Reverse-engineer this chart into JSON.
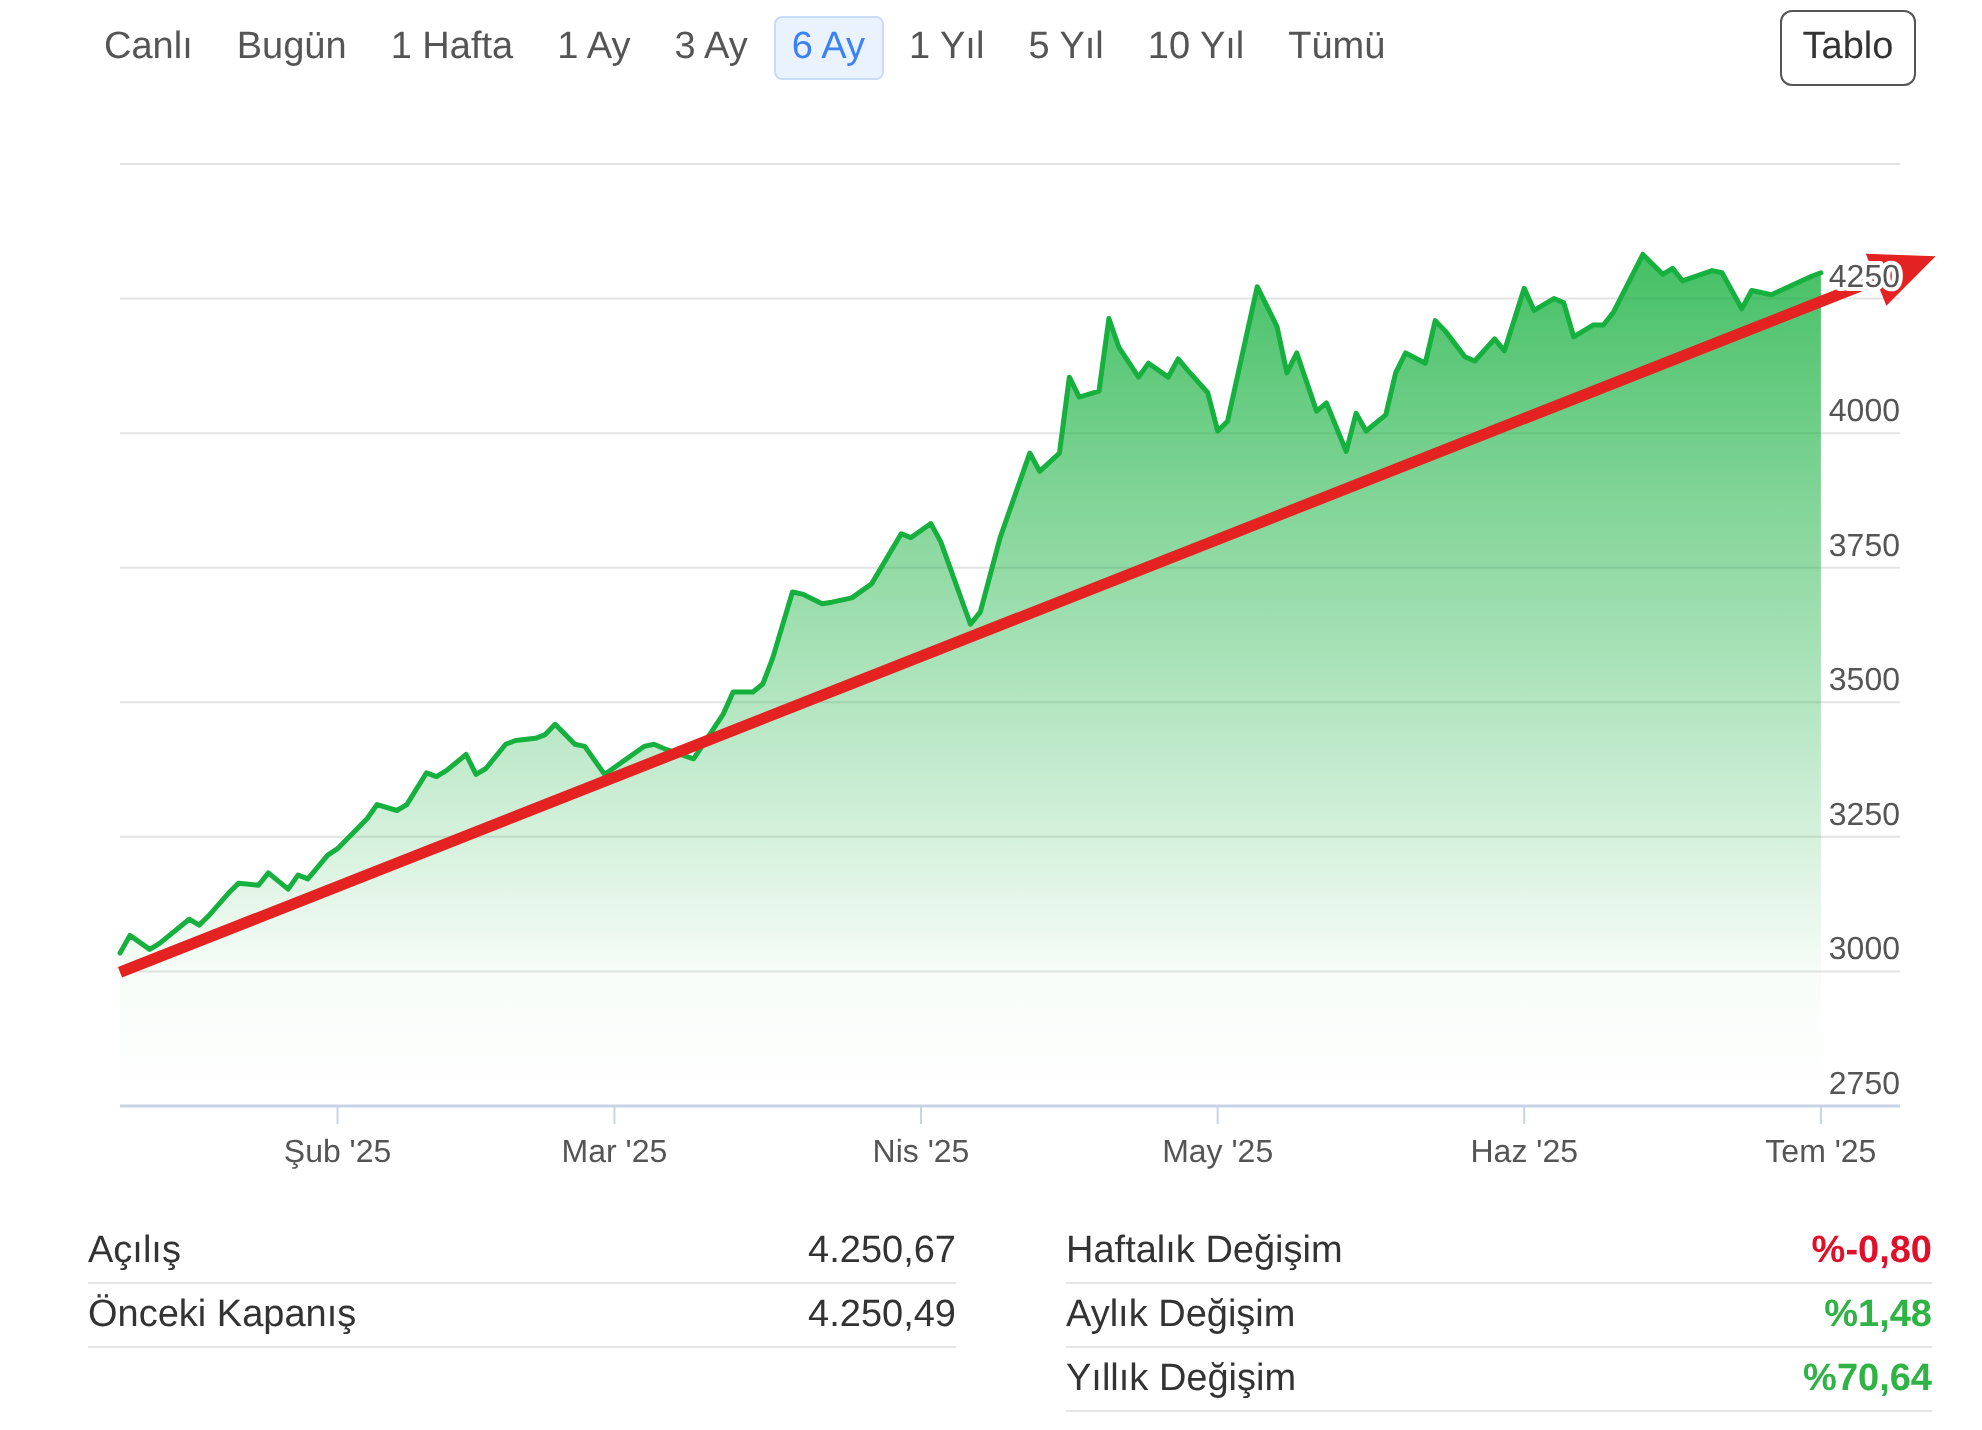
{
  "chart_data": {
    "type": "area",
    "x": [
      "2025-01-10",
      "2025-01-11",
      "2025-01-13",
      "2025-01-14",
      "2025-01-17",
      "2025-01-18",
      "2025-01-19",
      "2025-01-21",
      "2025-01-22",
      "2025-01-24",
      "2025-01-25",
      "2025-01-27",
      "2025-01-28",
      "2025-01-29",
      "2025-01-31",
      "2025-02-01",
      "2025-02-04",
      "2025-02-05",
      "2025-02-07",
      "2025-02-08",
      "2025-02-10",
      "2025-02-11",
      "2025-02-12",
      "2025-02-14",
      "2025-02-15",
      "2025-02-16",
      "2025-02-18",
      "2025-02-19",
      "2025-02-21",
      "2025-02-22",
      "2025-02-23",
      "2025-02-25",
      "2025-02-26",
      "2025-02-28",
      "2025-03-01",
      "2025-03-03",
      "2025-03-04",
      "2025-03-05",
      "2025-03-06",
      "2025-03-08",
      "2025-03-09",
      "2025-03-11",
      "2025-03-12",
      "2025-03-13",
      "2025-03-15",
      "2025-03-16",
      "2025-03-17",
      "2025-03-19",
      "2025-03-20",
      "2025-03-22",
      "2025-03-23",
      "2025-03-25",
      "2025-03-27",
      "2025-03-30",
      "2025-03-31",
      "2025-04-02",
      "2025-04-03",
      "2025-04-06",
      "2025-04-07",
      "2025-04-09",
      "2025-04-12",
      "2025-04-13",
      "2025-04-15",
      "2025-04-16",
      "2025-04-17",
      "2025-04-19",
      "2025-04-20",
      "2025-04-21",
      "2025-04-23",
      "2025-04-24",
      "2025-04-26",
      "2025-04-27",
      "2025-04-28",
      "2025-04-30",
      "2025-05-01",
      "2025-05-02",
      "2025-05-05",
      "2025-05-07",
      "2025-05-08",
      "2025-05-09",
      "2025-05-11",
      "2025-05-12",
      "2025-05-14",
      "2025-05-15",
      "2025-05-16",
      "2025-05-18",
      "2025-05-19",
      "2025-05-20",
      "2025-05-22",
      "2025-05-23",
      "2025-05-24",
      "2025-05-26",
      "2025-05-27",
      "2025-05-29",
      "2025-05-30",
      "2025-06-01",
      "2025-06-02",
      "2025-06-04",
      "2025-06-05",
      "2025-06-06",
      "2025-06-08",
      "2025-06-09",
      "2025-06-10",
      "2025-06-13",
      "2025-06-15",
      "2025-06-16",
      "2025-06-17",
      "2025-06-20",
      "2025-06-21",
      "2025-06-23",
      "2025-06-24",
      "2025-06-26",
      "2025-06-27",
      "2025-06-30",
      "2025-07-01"
    ],
    "series": [
      {
        "color": "#16b03e",
        "values": [
          3034,
          3067,
          3041,
          3052,
          3097,
          3086,
          3104,
          3146,
          3164,
          3160,
          3183,
          3153,
          3179,
          3172,
          3216,
          3228,
          3284,
          3310,
          3299,
          3310,
          3369,
          3362,
          3373,
          3403,
          3366,
          3377,
          3422,
          3429,
          3433,
          3440,
          3459,
          3422,
          3418,
          3366,
          null,
          null,
          3418,
          3422,
          3414,
          null,
          3395,
          null,
          3478,
          3519,
          3519,
          3534,
          3582,
          3705,
          3701,
          3683,
          3686,
          3694,
          3720,
          3813,
          3806,
          3832,
          3798,
          3645,
          3668,
          3806,
          3963,
          3929,
          3963,
          4104,
          4067,
          4078,
          4213,
          4160,
          4104,
          4130,
          4104,
          4138,
          4116,
          4075,
          4004,
          4022,
          4272,
          4198,
          4112,
          4149,
          4041,
          4056,
          3966,
          4037,
          4004,
          4034,
          4112,
          4149,
          4130,
          4209,
          4190,
          4142,
          4134,
          4175,
          4153,
          4269,
          4228,
          4250,
          4242,
          4179,
          4201,
          4201,
          4224,
          4332,
          4295,
          4306,
          4283,
          4302,
          4298,
          4231,
          4265,
          4257,
          null,
          4291,
          4298
        ]
      }
    ],
    "xlim": [
      "2025-01-10",
      "2025-07-09"
    ],
    "xticks": [
      {
        "value": "2025-02-01",
        "label": "Şub '25"
      },
      {
        "value": "2025-03-01",
        "label": "Mar '25"
      },
      {
        "value": "2025-04-01",
        "label": "Nis '25"
      },
      {
        "value": "2025-05-01",
        "label": "May '25"
      },
      {
        "value": "2025-06-01",
        "label": "Haz '25"
      },
      {
        "value": "2025-07-01",
        "label": "Tem '25"
      }
    ],
    "ylim": [
      2750,
      4500
    ],
    "yticks": [
      2750,
      3000,
      3250,
      3500,
      3750,
      4000,
      4250,
      {
        "value": 4500,
        "label": null
      }
    ],
    "grid": "y",
    "annotations": [
      "Canlı",
      "Bugün",
      "1 Hafta",
      "1 Ay",
      "3 Ay",
      "6 Ay",
      "1 Yıl",
      "5 Yıl",
      "10 Yıl",
      "Tümü",
      "Tablo",
      "Açılış",
      "4.250,67",
      "Önceki Kapanış",
      "4.250,49",
      "Haftalık Değişim",
      "%-0,80",
      "Aylık Değişim",
      "%1,48",
      "Yıllık Değişim",
      "%70,64"
    ]
  }
}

┄┄┄┄┄┄┄┄┄┄

What to work on:
Repeat each record exactly as shown above, dropping all images.

Solved exercise:
Reverse-engineer this chart into JSON.
{
  "chart_data": {
    "type": "area",
    "x": [
      "2025-01-10",
      "2025-01-11",
      "2025-01-13",
      "2025-01-14",
      "2025-01-17",
      "2025-01-18",
      "2025-01-19",
      "2025-01-21",
      "2025-01-22",
      "2025-01-24",
      "2025-01-25",
      "2025-01-27",
      "2025-01-28",
      "2025-01-29",
      "2025-01-31",
      "2025-02-01",
      "2025-02-04",
      "2025-02-05",
      "2025-02-07",
      "2025-02-08",
      "2025-02-10",
      "2025-02-11",
      "2025-02-12",
      "2025-02-14",
      "2025-02-15",
      "2025-02-16",
      "2025-02-18",
      "2025-02-19",
      "2025-02-21",
      "2025-02-22",
      "2025-02-23",
      "2025-02-25",
      "2025-02-26",
      "2025-02-28",
      "2025-03-01",
      "2025-03-03",
      "2025-03-04",
      "2025-03-05",
      "2025-03-06",
      "2025-03-08",
      "2025-03-09",
      "2025-03-11",
      "2025-03-12",
      "2025-03-13",
      "2025-03-15",
      "2025-03-16",
      "2025-03-17",
      "2025-03-19",
      "2025-03-20",
      "2025-03-22",
      "2025-03-23",
      "2025-03-25",
      "2025-03-27",
      "2025-03-30",
      "2025-03-31",
      "2025-04-02",
      "2025-04-03",
      "2025-04-06",
      "2025-04-07",
      "2025-04-09",
      "2025-04-12",
      "2025-04-13",
      "2025-04-15",
      "2025-04-16",
      "2025-04-17",
      "2025-04-19",
      "2025-04-20",
      "2025-04-21",
      "2025-04-23",
      "2025-04-24",
      "2025-04-26",
      "2025-04-27",
      "2025-04-28",
      "2025-04-30",
      "2025-05-01",
      "2025-05-02",
      "2025-05-05",
      "2025-05-07",
      "2025-05-08",
      "2025-05-09",
      "2025-05-11",
      "2025-05-12",
      "2025-05-14",
      "2025-05-15",
      "2025-05-16",
      "2025-05-18",
      "2025-05-19",
      "2025-05-20",
      "2025-05-22",
      "2025-05-23",
      "2025-05-24",
      "2025-05-26",
      "2025-05-27",
      "2025-05-29",
      "2025-05-30",
      "2025-06-01",
      "2025-06-02",
      "2025-06-04",
      "2025-06-05",
      "2025-06-06",
      "2025-06-08",
      "2025-06-09",
      "2025-06-10",
      "2025-06-13",
      "2025-06-15",
      "2025-06-16",
      "2025-06-17",
      "2025-06-20",
      "2025-06-21",
      "2025-06-23",
      "2025-06-24",
      "2025-06-26",
      "2025-06-27",
      "2025-06-30",
      "2025-07-01"
    ],
    "series": [
      {
        "color": "#16b03e",
        "values": [
          3034,
          3067,
          3041,
          3052,
          3097,
          3086,
          3104,
          3146,
          3164,
          3160,
          3183,
          3153,
          3179,
          3172,
          3216,
          3228,
          3284,
          3310,
          3299,
          3310,
          3369,
          3362,
          3373,
          3403,
          3366,
          3377,
          3422,
          3429,
          3433,
          3440,
          3459,
          3422,
          3418,
          3366,
          null,
          null,
          3418,
          3422,
          3414,
          null,
          3395,
          null,
          3478,
          3519,
          3519,
          3534,
          3582,
          3705,
          3701,
          3683,
          3686,
          3694,
          3720,
          3813,
          3806,
          3832,
          3798,
          3645,
          3668,
          3806,
          3963,
          3929,
          3963,
          4104,
          4067,
          4078,
          4213,
          4160,
          4104,
          4130,
          4104,
          4138,
          4116,
          4075,
          4004,
          4022,
          4272,
          4198,
          4112,
          4149,
          4041,
          4056,
          3966,
          4037,
          4004,
          4034,
          4112,
          4149,
          4130,
          4209,
          4190,
          4142,
          4134,
          4175,
          4153,
          4269,
          4228,
          4250,
          4242,
          4179,
          4201,
          4201,
          4224,
          4332,
          4295,
          4306,
          4283,
          4302,
          4298,
          4231,
          4265,
          4257,
          null,
          4291,
          4298
        ]
      }
    ],
    "xlim": [
      "2025-01-10",
      "2025-07-09"
    ],
    "xticks": [
      {
        "value": "2025-02-01",
        "label": "Şub '25"
      },
      {
        "value": "2025-03-01",
        "label": "Mar '25"
      },
      {
        "value": "2025-04-01",
        "label": "Nis '25"
      },
      {
        "value": "2025-05-01",
        "label": "May '25"
      },
      {
        "value": "2025-06-01",
        "label": "Haz '25"
      },
      {
        "value": "2025-07-01",
        "label": "Tem '25"
      }
    ],
    "ylim": [
      2750,
      4500
    ],
    "yticks": [
      2750,
      3000,
      3250,
      3500,
      3750,
      4000,
      4250,
      {
        "value": 4500,
        "label": null
      }
    ],
    "grid": "y",
    "annotations": [
      "Canlı",
      "Bugün",
      "1 Hafta",
      "1 Ay",
      "3 Ay",
      "6 Ay",
      "1 Yıl",
      "5 Yıl",
      "10 Yıl",
      "Tümü",
      "Tablo",
      "Açılış",
      "4.250,67",
      "Önceki Kapanış",
      "4.250,49",
      "Haftalık Değişim",
      "%-0,80",
      "Aylık Değişim",
      "%1,48",
      "Yıllık Değişim",
      "%70,64"
    ]
  }
}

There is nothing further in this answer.